DIRECTIONS
A verbatim copy of the records is required, with all pictures left out.

INFORMATION PROVIDED
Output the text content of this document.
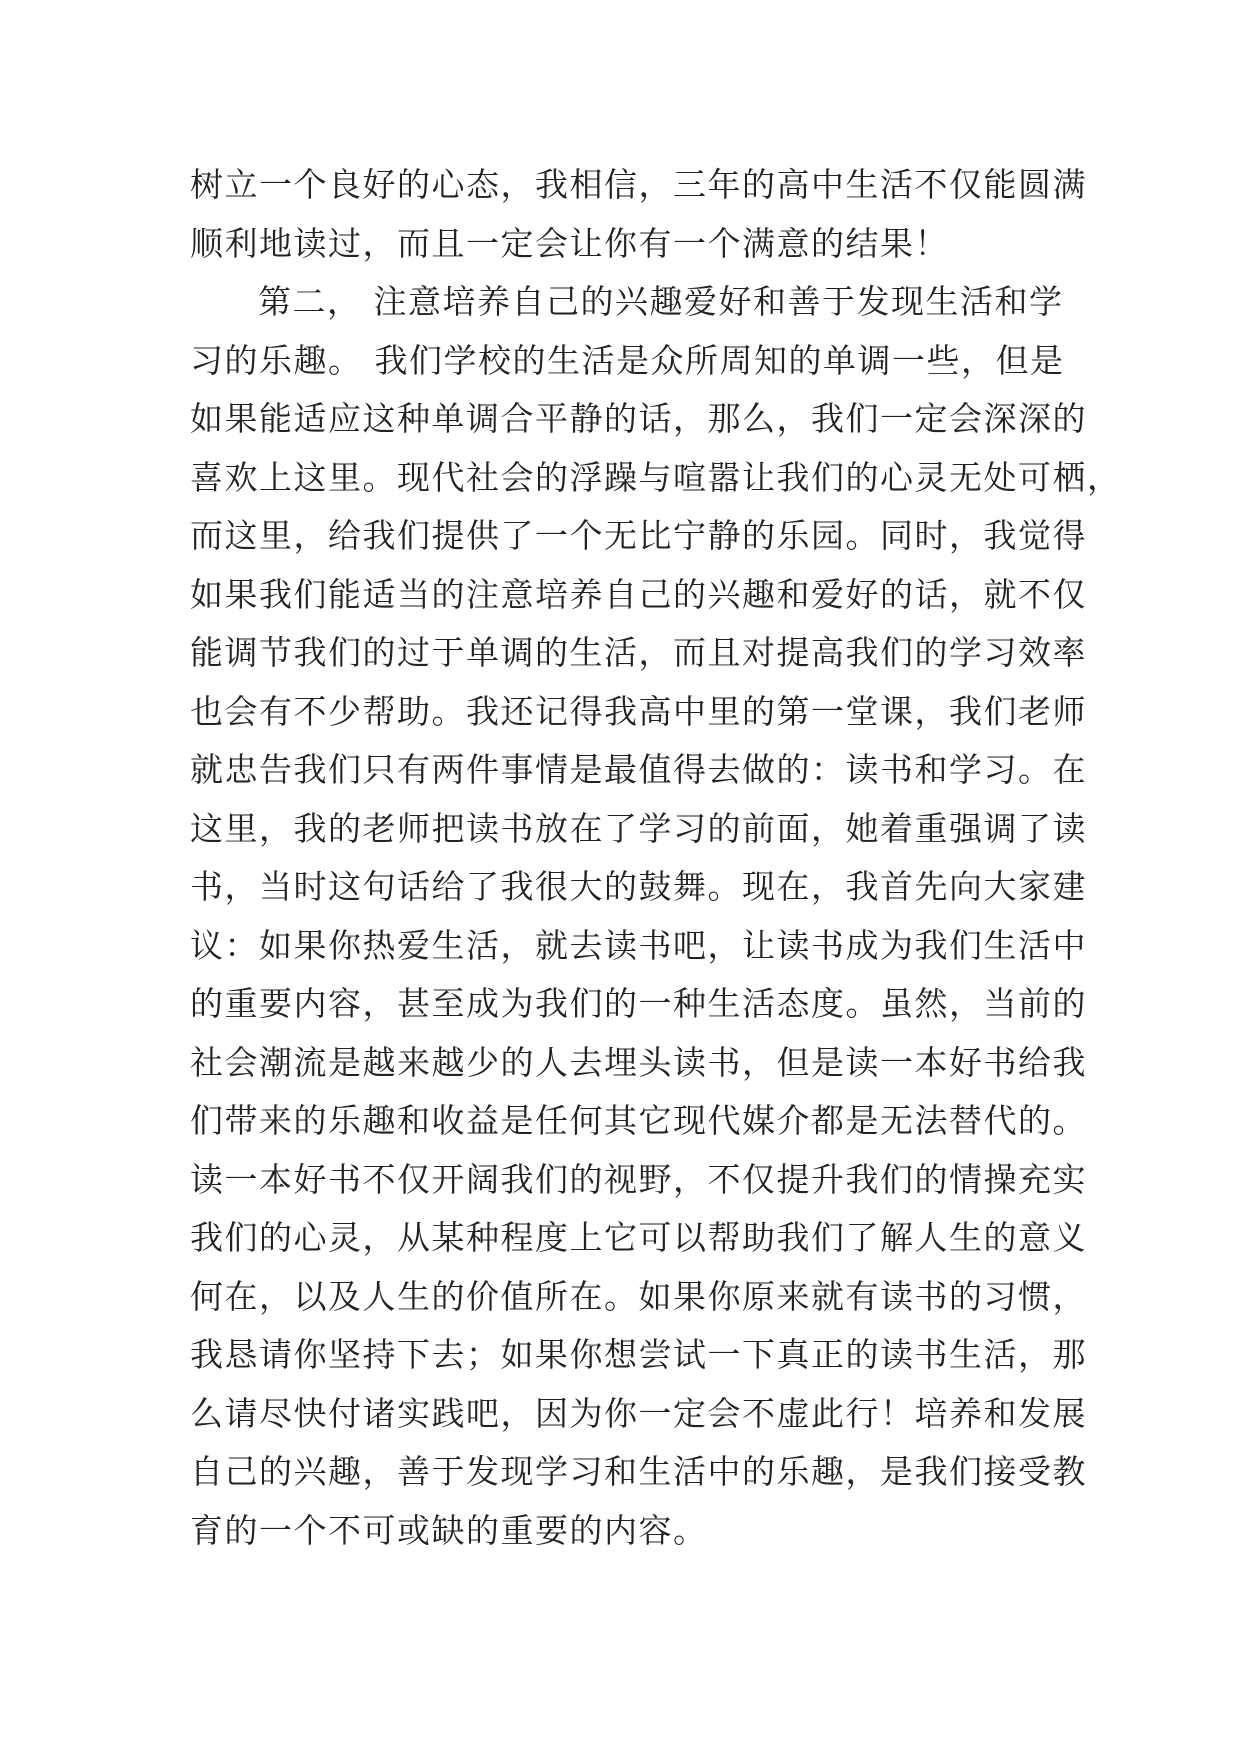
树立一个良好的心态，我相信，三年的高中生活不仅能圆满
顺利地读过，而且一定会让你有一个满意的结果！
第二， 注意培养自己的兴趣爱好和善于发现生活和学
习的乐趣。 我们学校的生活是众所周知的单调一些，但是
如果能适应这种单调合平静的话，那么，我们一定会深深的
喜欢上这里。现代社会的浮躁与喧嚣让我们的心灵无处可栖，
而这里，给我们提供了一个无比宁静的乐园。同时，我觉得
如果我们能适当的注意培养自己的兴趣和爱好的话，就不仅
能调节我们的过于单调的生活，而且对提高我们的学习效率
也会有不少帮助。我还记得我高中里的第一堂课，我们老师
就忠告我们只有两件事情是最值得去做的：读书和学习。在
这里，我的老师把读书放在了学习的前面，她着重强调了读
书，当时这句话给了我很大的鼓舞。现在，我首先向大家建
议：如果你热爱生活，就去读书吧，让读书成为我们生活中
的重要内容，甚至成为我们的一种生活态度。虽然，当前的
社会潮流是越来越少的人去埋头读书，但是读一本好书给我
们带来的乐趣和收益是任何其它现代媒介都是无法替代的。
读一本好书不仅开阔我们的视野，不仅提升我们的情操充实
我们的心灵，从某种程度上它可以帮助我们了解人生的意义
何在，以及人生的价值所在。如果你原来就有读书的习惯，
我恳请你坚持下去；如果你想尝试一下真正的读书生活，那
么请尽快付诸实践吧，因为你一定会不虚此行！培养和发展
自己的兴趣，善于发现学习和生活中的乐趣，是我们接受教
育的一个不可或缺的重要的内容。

EXERCISE SOLUTION
Output the text content of this document.
树立一个良好的心态，我相信，三年的高中生活不仅能圆满
顺利地读过，而且一定会让你有一个满意的结果！
第二， 注意培养自己的兴趣爱好和善于发现生活和学
习的乐趣。 我们学校的生活是众所周知的单调一些，但是
如果能适应这种单调合平静的话，那么，我们一定会深深的
喜欢上这里。现代社会的浮躁与喧嚣让我们的心灵无处可栖，
而这里，给我们提供了一个无比宁静的乐园。同时，我觉得
如果我们能适当的注意培养自己的兴趣和爱好的话，就不仅
能调节我们的过于单调的生活，而且对提高我们的学习效率
也会有不少帮助。我还记得我高中里的第一堂课，我们老师
就忠告我们只有两件事情是最值得去做的：读书和学习。在
这里，我的老师把读书放在了学习的前面，她着重强调了读
书，当时这句话给了我很大的鼓舞。现在，我首先向大家建
议：如果你热爱生活，就去读书吧，让读书成为我们生活中
的重要内容，甚至成为我们的一种生活态度。虽然，当前的
社会潮流是越来越少的人去埋头读书，但是读一本好书给我
们带来的乐趣和收益是任何其它现代媒介都是无法替代的。
读一本好书不仅开阔我们的视野，不仅提升我们的情操充实
我们的心灵，从某种程度上它可以帮助我们了解人生的意义
何在，以及人生的价值所在。如果你原来就有读书的习惯，
我恳请你坚持下去；如果你想尝试一下真正的读书生活，那
么请尽快付诸实践吧，因为你一定会不虚此行！培养和发展
自己的兴趣，善于发现学习和生活中的乐趣，是我们接受教
育的一个不可或缺的重要的内容。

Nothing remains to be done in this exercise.